Items from a figure collection:
— start —

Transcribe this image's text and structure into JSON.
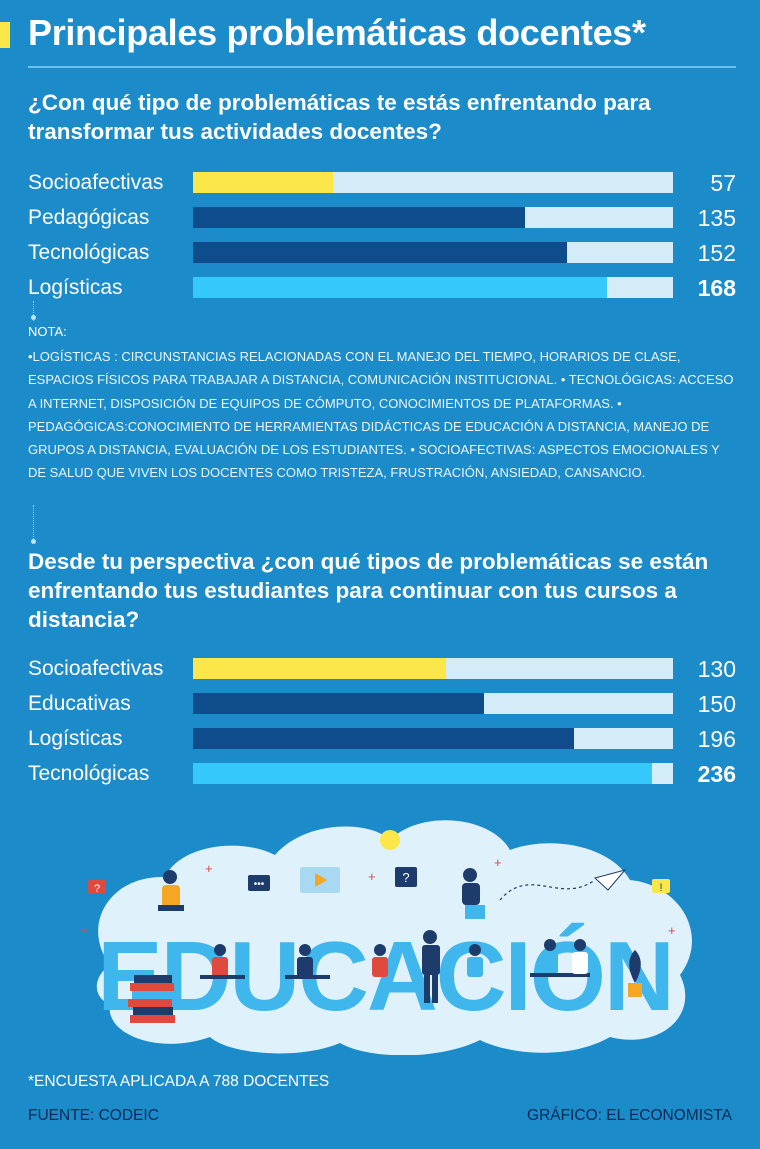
{
  "title": "Principales problemáticas docentes*",
  "questions": {
    "q1": "¿Con qué tipo de problemáticas te estás enfrentando para transformar tus actividades docentes?",
    "q2": "Desde tu perspectiva ¿con qué tipos de problemáticas se están enfrentando tus estudiantes para continuar con tus cursos a distancia?"
  },
  "note": {
    "title": "NOTA:",
    "body": "•LOGÍSTICAS  : CIRCUNSTANCIAS RELACIONADAS CON EL MANEJO DEL TIEMPO, HORARIOS DE CLASE, ESPACIOS FÍSICOS PARA TRABAJAR A DISTANCIA, COMUNICACIÓN INSTITUCIONAL. • TECNOLÓGICAS: ACCESO A INTERNET, DISPOSICIÓN DE EQUIPOS DE CÓMPUTO, CONOCIMIENTOS DE PLATAFORMAS. • PEDAGÓGICAS:CONOCIMIENTO DE HERRAMIENTAS DIDÁCTICAS DE EDUCACIÓN A DISTANCIA, MANEJO DE GRUPOS A DISTANCIA, EVALUACIÓN DE LOS ESTUDIANTES. • SOCIOAFECTIVAS: ASPECTOS EMOCIONALES Y DE SALUD QUE VIVEN LOS DOCENTES COMO TRISTEZA, FRUSTRACIÓN, ANSIEDAD, CANSANCIO."
  },
  "chart_data": [
    {
      "type": "bar",
      "orientation": "horizontal",
      "title": "¿Con qué tipo de problemáticas te estás enfrentando para transformar tus actividades docentes?",
      "categories": [
        "Socioafectivas",
        "Pedagógicas",
        "Tecnológicas",
        "Logísticas"
      ],
      "values": [
        57,
        135,
        152,
        168
      ],
      "max": 195,
      "colors": [
        "#fbe74a",
        "#0f4c8c",
        "#0f4c8c",
        "#35c8fb"
      ],
      "track_color": "#d3ecf8",
      "bold_value_index": 3
    },
    {
      "type": "bar",
      "orientation": "horizontal",
      "title": "Desde tu perspectiva ¿con qué tipos de problemáticas se están enfrentando tus estudiantes para continuar con tus cursos a distancia?",
      "categories": [
        "Socioafectivas",
        "Educativas",
        "Logísticas",
        "Tecnológicas"
      ],
      "values": [
        130,
        150,
        196,
        236
      ],
      "max": 247,
      "colors": [
        "#fbe74a",
        "#0f4c8c",
        "#0f4c8c",
        "#35c8fb"
      ],
      "track_color": "#d3ecf8",
      "bold_value_index": 3
    }
  ],
  "illustration": {
    "word": "EDUCACIÓN",
    "icons": [
      "question-bubble-icon",
      "chat-bubble-icon",
      "video-play-icon",
      "sun-icon",
      "paper-plane-icon",
      "alert-bubble-icon",
      "books-stack-icon",
      "plant-icon"
    ]
  },
  "footer": {
    "footnote": "*ENCUESTA APLICADA A 788 DOCENTES",
    "source": "FUENTE: CODEIC",
    "credit": "GRÁFICO: EL ECONOMISTA"
  }
}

— end —

*Set task*:
In the copy, include no pictures; restate the listing above exactly.

*Correct answer*:
Transcribe this image's text and structure into JSON.
{
  "title": "Principales problemáticas docentes*",
  "questions": {
    "q1": "¿Con qué tipo de problemáticas te estás enfrentando para transformar tus actividades docentes?",
    "q2": "Desde tu perspectiva ¿con qué tipos de problemáticas se están enfrentando tus estudiantes para continuar con tus cursos a distancia?"
  },
  "note": {
    "title": "NOTA:",
    "body": "•LOGÍSTICAS  : CIRCUNSTANCIAS RELACIONADAS CON EL MANEJO DEL TIEMPO, HORARIOS DE CLASE, ESPACIOS FÍSICOS PARA TRABAJAR A DISTANCIA, COMUNICACIÓN INSTITUCIONAL. • TECNOLÓGICAS: ACCESO A INTERNET, DISPOSICIÓN DE EQUIPOS DE CÓMPUTO, CONOCIMIENTOS DE PLATAFORMAS. • PEDAGÓGICAS:CONOCIMIENTO DE HERRAMIENTAS DIDÁCTICAS DE EDUCACIÓN A DISTANCIA, MANEJO DE GRUPOS A DISTANCIA, EVALUACIÓN DE LOS ESTUDIANTES. • SOCIOAFECTIVAS: ASPECTOS EMOCIONALES Y DE SALUD QUE VIVEN LOS DOCENTES COMO TRISTEZA, FRUSTRACIÓN, ANSIEDAD, CANSANCIO."
  },
  "chart_data": [
    {
      "type": "bar",
      "orientation": "horizontal",
      "title": "¿Con qué tipo de problemáticas te estás enfrentando para transformar tus actividades docentes?",
      "categories": [
        "Socioafectivas",
        "Pedagógicas",
        "Tecnológicas",
        "Logísticas"
      ],
      "values": [
        57,
        135,
        152,
        168
      ],
      "max": 195,
      "colors": [
        "#fbe74a",
        "#0f4c8c",
        "#0f4c8c",
        "#35c8fb"
      ],
      "track_color": "#d3ecf8",
      "bold_value_index": 3
    },
    {
      "type": "bar",
      "orientation": "horizontal",
      "title": "Desde tu perspectiva ¿con qué tipos de problemáticas se están enfrentando tus estudiantes para continuar con tus cursos a distancia?",
      "categories": [
        "Socioafectivas",
        "Educativas",
        "Logísticas",
        "Tecnológicas"
      ],
      "values": [
        130,
        150,
        196,
        236
      ],
      "max": 247,
      "colors": [
        "#fbe74a",
        "#0f4c8c",
        "#0f4c8c",
        "#35c8fb"
      ],
      "track_color": "#d3ecf8",
      "bold_value_index": 3
    }
  ],
  "illustration": {
    "word": "EDUCACIÓN",
    "icons": [
      "question-bubble-icon",
      "chat-bubble-icon",
      "video-play-icon",
      "sun-icon",
      "paper-plane-icon",
      "alert-bubble-icon",
      "books-stack-icon",
      "plant-icon"
    ]
  },
  "footer": {
    "footnote": "*ENCUESTA APLICADA A 788 DOCENTES",
    "source": "FUENTE: CODEIC",
    "credit": "GRÁFICO: EL ECONOMISTA"
  }
}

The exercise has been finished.